## Instrução escrita 1
Faz uma lista de todos os nomes próprios de pessoas, clubes, lugares, competições e órgãos de comunicação que aparecem no texto sobre o futebol feminino nos Açores. Escreve cada um uma só vez, tal como o texto o escreve.
## Instrução escrita 2
Continua o texto sobre o futebol feminino nos Açores a partir do ponto em que acaba.

A evolução, importância e magnitude do futebol feminino em Portugal é de reconhecimento geral. As provas da qualidade do mesmo também se sucedem - por exemplo, recentes campanhas lusas na UWCL. O caminho foi longo, mas, apesar de ainda haver estrada para andar, está no seu apogeu. Nos Açores, está a dar os primeiros passos.

Passos, até agora, suportados pela força de vontade de centenas de pessoas. Outro passo - de gigante - para o crescimento da modalidade foi dado recentemente. No começo da temporada 24/25, o Vitória Clube do Pico da Pedra anunciou a participação na Terceira Divisão. História feita: pela primeira vez, uma equipa açoriana vai marcar presença num campeonato nacional feminino.

Para compreender todos os contornos da história feita, o zerozero «viajou» até aos Açores e falou com o presidente do clube - Ricardo Estrela - e o treinador da equipa - Diogo Borges -, os dois obreiros deste fenómeno.

Registos:
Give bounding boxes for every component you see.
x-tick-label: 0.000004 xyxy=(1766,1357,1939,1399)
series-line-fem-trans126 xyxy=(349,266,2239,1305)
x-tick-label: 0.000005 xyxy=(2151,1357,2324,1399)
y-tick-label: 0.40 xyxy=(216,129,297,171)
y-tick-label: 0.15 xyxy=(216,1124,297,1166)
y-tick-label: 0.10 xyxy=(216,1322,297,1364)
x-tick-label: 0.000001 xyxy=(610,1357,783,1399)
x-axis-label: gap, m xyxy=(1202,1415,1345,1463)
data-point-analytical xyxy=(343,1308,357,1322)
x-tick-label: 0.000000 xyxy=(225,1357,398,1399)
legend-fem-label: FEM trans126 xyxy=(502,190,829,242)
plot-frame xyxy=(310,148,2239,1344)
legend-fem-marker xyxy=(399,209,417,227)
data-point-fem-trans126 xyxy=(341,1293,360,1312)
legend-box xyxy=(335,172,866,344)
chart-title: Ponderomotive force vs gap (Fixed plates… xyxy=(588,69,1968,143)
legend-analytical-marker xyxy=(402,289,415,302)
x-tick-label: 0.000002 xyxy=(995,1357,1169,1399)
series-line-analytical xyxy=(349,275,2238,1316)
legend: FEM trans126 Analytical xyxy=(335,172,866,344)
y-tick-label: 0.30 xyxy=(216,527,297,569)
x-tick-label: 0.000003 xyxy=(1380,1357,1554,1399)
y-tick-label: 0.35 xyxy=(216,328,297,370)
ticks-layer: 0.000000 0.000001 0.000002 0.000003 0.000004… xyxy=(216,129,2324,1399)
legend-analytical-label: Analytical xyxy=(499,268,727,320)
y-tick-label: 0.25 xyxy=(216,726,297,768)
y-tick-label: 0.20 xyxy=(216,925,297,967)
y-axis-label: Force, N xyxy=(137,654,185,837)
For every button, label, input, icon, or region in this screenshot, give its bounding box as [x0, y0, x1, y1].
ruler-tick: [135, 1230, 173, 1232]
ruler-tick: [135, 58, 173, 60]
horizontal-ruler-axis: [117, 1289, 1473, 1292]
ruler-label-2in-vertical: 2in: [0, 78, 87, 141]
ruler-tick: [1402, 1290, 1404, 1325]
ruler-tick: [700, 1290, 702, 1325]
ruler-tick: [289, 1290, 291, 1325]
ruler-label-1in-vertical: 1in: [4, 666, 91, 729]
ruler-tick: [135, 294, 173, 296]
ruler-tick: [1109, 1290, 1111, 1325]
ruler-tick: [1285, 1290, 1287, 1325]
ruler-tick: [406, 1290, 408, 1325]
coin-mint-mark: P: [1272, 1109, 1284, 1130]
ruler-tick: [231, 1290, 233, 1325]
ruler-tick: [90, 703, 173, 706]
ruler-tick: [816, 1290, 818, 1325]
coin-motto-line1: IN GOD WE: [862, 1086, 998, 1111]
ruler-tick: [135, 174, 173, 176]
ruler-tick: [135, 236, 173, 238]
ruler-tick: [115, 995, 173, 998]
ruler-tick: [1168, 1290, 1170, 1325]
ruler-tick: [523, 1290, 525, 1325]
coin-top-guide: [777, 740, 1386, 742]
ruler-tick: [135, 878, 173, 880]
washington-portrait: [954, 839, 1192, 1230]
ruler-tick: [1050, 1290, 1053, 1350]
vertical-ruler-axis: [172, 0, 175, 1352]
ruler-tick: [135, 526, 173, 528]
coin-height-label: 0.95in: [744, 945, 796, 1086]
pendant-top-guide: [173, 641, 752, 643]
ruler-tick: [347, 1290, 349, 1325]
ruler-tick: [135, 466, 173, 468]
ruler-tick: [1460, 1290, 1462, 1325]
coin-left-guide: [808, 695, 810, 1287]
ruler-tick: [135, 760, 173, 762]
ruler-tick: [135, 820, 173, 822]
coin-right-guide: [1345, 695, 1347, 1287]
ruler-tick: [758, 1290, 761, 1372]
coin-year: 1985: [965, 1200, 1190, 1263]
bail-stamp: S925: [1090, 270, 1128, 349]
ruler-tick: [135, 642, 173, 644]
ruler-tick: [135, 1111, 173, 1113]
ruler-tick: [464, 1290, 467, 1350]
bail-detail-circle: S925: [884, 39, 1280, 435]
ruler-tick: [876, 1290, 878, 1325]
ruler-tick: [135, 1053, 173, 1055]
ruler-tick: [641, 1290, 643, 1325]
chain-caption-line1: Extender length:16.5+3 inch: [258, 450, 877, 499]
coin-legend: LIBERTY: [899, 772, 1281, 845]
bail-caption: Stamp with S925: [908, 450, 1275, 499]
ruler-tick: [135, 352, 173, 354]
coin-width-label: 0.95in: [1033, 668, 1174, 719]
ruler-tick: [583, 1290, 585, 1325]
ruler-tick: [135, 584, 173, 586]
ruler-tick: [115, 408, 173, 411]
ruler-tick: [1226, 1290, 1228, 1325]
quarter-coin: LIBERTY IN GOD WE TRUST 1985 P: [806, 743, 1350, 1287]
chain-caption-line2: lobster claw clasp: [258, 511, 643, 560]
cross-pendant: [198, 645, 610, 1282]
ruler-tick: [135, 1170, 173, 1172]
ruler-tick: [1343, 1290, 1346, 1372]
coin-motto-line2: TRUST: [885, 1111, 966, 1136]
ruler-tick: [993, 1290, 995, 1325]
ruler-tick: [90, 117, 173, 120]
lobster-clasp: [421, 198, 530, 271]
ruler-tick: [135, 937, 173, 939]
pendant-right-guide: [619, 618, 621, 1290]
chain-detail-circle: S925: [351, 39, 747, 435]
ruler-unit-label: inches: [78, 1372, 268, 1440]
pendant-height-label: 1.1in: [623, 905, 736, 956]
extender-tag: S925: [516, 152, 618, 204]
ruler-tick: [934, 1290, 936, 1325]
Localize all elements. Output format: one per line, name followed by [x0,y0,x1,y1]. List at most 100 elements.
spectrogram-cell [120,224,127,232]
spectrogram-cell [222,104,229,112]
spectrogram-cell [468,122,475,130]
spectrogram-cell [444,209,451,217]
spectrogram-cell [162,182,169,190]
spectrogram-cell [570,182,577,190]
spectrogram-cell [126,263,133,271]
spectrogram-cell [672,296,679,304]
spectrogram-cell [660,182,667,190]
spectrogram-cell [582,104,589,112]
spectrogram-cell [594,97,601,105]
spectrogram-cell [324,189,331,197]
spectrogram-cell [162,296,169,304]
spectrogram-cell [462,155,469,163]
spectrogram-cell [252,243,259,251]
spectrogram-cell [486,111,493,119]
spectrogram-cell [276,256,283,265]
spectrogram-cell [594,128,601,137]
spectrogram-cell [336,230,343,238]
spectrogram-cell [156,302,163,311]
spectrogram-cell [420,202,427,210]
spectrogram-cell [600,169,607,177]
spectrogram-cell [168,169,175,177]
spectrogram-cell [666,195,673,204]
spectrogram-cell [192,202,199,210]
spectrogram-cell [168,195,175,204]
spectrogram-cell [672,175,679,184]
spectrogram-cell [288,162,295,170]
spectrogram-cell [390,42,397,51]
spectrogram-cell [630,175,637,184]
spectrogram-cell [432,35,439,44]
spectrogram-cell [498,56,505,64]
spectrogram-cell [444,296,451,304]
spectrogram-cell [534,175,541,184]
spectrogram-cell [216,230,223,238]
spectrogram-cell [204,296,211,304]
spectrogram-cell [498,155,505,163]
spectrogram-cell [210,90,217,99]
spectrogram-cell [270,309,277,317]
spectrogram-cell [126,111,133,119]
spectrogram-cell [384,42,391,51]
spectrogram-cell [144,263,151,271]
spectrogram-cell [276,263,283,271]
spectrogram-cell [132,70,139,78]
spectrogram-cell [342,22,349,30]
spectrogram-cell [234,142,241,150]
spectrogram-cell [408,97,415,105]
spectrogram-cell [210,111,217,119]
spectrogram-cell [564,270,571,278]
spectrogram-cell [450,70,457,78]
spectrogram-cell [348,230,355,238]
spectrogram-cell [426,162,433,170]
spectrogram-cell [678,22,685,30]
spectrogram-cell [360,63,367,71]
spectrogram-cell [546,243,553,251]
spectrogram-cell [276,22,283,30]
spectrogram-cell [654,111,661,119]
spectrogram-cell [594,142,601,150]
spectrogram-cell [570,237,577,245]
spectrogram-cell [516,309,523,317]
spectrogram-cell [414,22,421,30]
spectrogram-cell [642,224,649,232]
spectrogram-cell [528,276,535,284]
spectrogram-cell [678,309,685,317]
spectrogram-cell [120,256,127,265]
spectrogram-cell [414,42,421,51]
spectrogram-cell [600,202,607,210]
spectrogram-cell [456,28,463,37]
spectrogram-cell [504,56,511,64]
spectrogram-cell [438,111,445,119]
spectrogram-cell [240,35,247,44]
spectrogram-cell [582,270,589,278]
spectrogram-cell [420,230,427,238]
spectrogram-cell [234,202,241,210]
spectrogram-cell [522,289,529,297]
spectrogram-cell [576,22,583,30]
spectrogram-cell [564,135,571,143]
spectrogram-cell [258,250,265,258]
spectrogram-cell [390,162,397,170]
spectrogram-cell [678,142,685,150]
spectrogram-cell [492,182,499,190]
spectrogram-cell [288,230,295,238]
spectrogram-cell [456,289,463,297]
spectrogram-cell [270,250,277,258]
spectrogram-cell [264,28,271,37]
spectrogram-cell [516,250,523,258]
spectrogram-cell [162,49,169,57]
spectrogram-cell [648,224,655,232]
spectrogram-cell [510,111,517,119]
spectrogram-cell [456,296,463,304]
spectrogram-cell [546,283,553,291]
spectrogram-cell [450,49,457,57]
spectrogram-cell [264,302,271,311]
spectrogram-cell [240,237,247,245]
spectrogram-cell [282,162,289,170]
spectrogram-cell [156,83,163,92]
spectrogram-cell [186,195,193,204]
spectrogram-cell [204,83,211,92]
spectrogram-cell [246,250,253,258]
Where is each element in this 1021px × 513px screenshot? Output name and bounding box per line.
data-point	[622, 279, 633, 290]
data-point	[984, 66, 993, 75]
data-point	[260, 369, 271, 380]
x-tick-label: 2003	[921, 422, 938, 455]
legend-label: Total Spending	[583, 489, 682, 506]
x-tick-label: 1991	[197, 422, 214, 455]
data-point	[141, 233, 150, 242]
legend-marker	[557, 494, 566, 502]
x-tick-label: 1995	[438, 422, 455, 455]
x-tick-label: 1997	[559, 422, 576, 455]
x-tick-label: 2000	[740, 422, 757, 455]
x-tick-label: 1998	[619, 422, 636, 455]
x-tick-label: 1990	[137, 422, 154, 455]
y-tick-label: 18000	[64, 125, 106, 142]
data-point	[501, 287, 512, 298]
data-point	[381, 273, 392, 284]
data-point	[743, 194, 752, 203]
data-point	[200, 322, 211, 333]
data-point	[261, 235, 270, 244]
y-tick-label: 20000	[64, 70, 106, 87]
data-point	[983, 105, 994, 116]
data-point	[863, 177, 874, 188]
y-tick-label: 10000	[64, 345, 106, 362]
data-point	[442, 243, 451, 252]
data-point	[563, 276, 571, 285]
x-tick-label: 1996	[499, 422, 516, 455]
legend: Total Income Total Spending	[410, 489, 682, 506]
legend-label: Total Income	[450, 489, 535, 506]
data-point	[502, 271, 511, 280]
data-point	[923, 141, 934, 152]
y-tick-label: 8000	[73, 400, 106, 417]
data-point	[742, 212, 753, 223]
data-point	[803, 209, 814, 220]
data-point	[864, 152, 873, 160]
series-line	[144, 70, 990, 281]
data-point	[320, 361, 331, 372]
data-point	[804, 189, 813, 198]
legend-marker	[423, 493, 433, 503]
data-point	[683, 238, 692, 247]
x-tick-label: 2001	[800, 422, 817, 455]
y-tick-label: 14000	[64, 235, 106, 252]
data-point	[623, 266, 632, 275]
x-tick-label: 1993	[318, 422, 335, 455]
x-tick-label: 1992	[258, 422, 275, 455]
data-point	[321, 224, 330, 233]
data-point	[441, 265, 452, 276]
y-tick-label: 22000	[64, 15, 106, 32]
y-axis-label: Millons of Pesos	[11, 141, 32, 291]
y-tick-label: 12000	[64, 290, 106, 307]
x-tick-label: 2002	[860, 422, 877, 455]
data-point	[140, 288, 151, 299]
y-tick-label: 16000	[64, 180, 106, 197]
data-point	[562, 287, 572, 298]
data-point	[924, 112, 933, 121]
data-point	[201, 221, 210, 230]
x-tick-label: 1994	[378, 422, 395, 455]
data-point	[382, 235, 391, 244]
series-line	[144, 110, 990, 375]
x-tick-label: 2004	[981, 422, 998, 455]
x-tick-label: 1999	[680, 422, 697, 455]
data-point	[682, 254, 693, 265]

## Resposta escrita 1
- Portugal
- UWCL
- Açores
- Vitória Clube do Pico da Pedra
- Terceira Divisão
- zerozero
- Ricardo Estrela
- Diogo Borges

## Resposta escrita 2
O começo: embalados pelo exemplo do FC Porto

A terceira está relacionada com as deslocações na Terceira Divisão. Nem o Governo nem a Federação nos apoiaram nas viagens. Tivemos de nos desenrascar. A Associação de Futebol de Ponta Delgada vai oferecer uma viagem, mas de resto estão todas a cargo do clube. No final da época, a Câmara da Ribeira Grande vai-nos pagar o valor correspondente às passagens, mas até lá... Muitos dos treinadores já se ofereceram para receber só no final da época para que, ao longo do ano, use o dinheiro que era para pagar aos treinadores nas viagens, no alojamento e na alimentação. É um projeto de todos e toda a gente está muito contente com isso», expôs o presidente.

«Por cá, temos muito o estigma de nos compararmos com a jogadora de Portugal Continental. Elas, por vezes ficam com esse receio: "Será que estou capacitada para competir lá fora? Não sei se sou tão boa como as outras". Elas próprias criam esses medos em si, criam barreiras. Por isso, a grande dificuldade até é mais mental, neste momento», garantiu o treinador, sobre o plantel que tem em mãos.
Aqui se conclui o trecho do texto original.